From the line with "paragraph: 2. Доля" up to and including the line with "row-content-cell [246, 51, 867, 341]" in the listing below, replace "бесплатного" with "безвозмездного", leaving everything else unchanged. Return only those lines.

:::

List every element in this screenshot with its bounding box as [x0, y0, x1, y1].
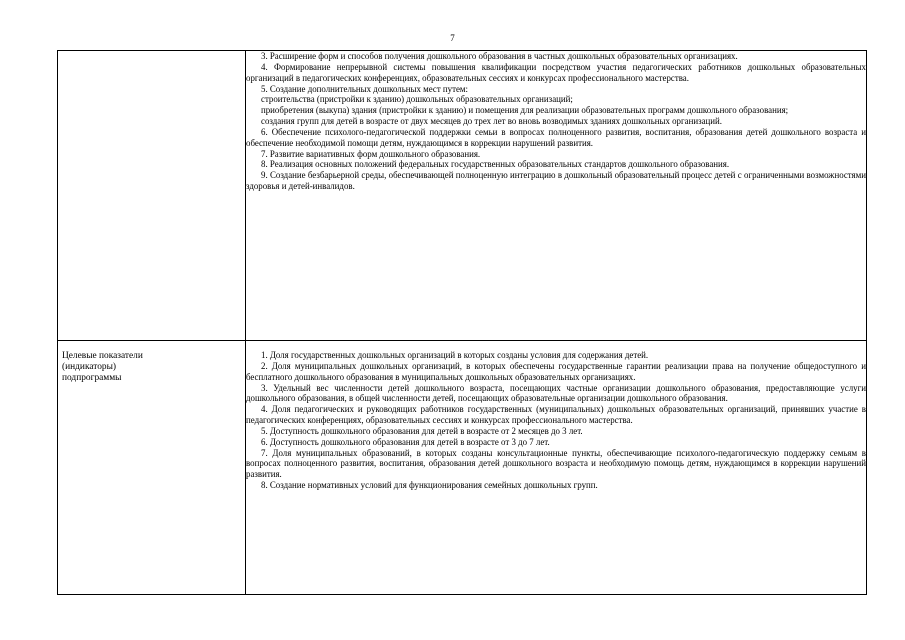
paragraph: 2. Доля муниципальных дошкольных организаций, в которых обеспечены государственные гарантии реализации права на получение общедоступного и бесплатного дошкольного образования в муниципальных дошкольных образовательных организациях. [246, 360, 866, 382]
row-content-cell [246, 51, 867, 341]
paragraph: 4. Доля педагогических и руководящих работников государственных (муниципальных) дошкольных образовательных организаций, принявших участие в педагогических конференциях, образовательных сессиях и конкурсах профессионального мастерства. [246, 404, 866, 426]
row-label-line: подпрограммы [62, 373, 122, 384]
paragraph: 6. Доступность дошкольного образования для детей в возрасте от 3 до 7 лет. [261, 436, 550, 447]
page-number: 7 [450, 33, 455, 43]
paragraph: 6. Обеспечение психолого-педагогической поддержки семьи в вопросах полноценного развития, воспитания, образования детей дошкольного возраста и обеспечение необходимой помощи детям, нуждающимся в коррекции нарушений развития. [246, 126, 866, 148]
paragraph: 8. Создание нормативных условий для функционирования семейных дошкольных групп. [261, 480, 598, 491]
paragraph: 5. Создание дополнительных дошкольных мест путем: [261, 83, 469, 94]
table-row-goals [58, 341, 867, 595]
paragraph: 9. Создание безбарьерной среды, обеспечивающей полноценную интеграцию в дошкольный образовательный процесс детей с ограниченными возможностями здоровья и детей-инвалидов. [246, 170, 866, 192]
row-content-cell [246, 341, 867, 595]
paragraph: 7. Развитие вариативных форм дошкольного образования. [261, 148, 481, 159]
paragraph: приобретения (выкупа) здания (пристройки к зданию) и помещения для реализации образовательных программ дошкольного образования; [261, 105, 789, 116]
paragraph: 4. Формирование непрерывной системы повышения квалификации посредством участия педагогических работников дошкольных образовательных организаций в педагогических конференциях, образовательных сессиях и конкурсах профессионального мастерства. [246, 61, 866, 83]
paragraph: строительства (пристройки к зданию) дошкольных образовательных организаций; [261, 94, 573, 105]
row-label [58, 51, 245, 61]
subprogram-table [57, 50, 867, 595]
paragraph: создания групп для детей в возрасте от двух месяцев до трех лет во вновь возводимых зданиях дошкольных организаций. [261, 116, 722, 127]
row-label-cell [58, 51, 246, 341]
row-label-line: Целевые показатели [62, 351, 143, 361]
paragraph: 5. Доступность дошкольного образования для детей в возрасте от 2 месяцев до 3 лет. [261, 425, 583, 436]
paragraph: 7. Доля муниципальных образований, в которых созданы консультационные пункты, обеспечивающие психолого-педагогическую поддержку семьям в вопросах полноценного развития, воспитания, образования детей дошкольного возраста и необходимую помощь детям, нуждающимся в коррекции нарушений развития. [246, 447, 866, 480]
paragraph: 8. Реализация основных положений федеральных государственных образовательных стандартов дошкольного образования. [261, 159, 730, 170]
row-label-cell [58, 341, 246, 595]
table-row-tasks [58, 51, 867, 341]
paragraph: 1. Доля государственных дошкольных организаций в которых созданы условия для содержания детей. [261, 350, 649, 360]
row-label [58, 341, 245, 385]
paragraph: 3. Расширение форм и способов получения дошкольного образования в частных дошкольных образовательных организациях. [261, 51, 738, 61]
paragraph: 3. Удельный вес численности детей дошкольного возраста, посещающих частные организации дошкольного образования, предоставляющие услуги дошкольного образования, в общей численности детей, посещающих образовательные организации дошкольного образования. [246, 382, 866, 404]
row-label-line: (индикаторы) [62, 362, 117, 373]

:::

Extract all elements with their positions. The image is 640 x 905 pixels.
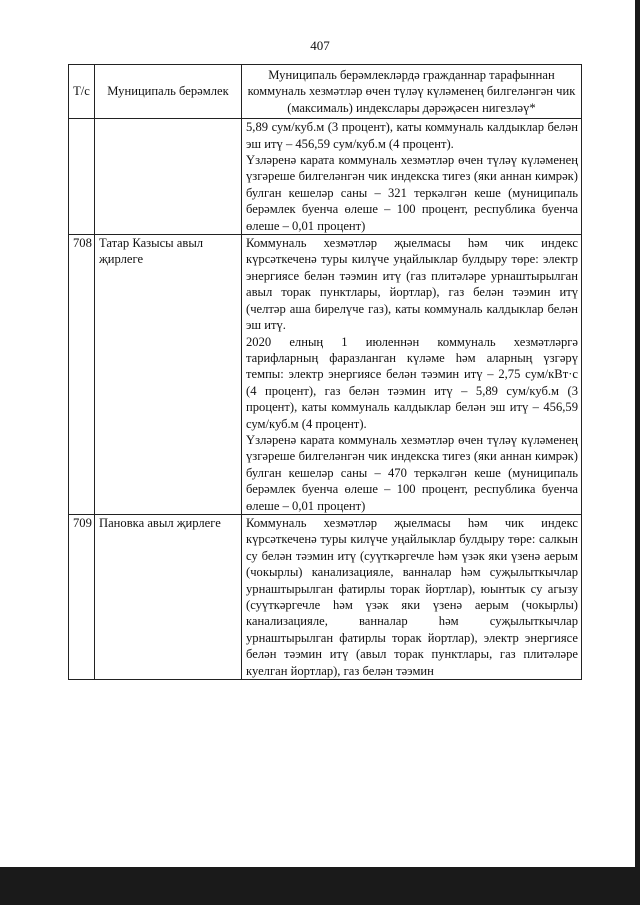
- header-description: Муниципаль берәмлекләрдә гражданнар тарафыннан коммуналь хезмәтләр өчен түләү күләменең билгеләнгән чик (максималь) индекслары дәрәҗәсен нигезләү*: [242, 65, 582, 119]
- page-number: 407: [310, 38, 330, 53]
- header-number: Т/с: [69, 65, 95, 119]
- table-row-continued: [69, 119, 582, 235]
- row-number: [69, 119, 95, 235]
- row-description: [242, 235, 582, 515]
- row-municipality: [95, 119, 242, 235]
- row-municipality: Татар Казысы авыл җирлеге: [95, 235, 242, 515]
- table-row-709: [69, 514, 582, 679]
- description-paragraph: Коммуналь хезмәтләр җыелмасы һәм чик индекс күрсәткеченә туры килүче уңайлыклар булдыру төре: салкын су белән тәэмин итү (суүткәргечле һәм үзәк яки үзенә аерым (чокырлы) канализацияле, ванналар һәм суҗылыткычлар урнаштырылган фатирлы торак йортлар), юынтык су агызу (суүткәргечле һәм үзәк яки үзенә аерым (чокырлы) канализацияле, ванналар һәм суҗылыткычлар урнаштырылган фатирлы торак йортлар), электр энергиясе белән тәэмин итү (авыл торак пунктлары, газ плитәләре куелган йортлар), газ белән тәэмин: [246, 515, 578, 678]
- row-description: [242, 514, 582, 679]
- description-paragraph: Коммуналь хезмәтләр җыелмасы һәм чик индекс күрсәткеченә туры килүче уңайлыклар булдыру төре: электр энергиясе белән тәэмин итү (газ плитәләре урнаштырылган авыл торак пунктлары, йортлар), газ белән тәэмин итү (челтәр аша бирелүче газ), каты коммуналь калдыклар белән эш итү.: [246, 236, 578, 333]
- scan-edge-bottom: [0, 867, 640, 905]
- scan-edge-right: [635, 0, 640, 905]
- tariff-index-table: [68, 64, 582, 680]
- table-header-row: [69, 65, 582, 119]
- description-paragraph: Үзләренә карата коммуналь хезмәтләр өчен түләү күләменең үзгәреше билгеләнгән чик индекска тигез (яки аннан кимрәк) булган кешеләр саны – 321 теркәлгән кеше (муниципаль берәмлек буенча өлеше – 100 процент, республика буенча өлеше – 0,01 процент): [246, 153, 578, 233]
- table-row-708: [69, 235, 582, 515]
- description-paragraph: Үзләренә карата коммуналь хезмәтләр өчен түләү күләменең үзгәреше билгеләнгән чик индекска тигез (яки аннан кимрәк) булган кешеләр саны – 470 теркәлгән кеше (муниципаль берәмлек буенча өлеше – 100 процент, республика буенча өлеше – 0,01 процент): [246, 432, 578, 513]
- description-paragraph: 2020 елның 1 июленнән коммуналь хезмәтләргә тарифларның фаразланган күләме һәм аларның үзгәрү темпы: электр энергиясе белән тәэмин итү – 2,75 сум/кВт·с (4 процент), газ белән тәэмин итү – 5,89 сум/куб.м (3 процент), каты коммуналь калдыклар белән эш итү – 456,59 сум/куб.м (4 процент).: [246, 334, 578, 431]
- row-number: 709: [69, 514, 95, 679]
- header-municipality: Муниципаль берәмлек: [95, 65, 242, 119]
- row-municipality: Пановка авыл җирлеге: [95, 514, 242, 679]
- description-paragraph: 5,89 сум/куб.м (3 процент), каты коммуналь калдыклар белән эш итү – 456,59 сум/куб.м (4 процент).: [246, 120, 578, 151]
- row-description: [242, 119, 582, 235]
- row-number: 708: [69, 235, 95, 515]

:::

## TASK RESPONSE
paragraph: 2. Доля муниципальных дошкольных организаций, в которых обеспечены государственные гарантии реализации права на получение общедоступного и безвозмездного дошкольного образования в муниципальных дошкольных образовательных организациях. [246, 360, 866, 382]
row-content-cell [246, 51, 867, 341]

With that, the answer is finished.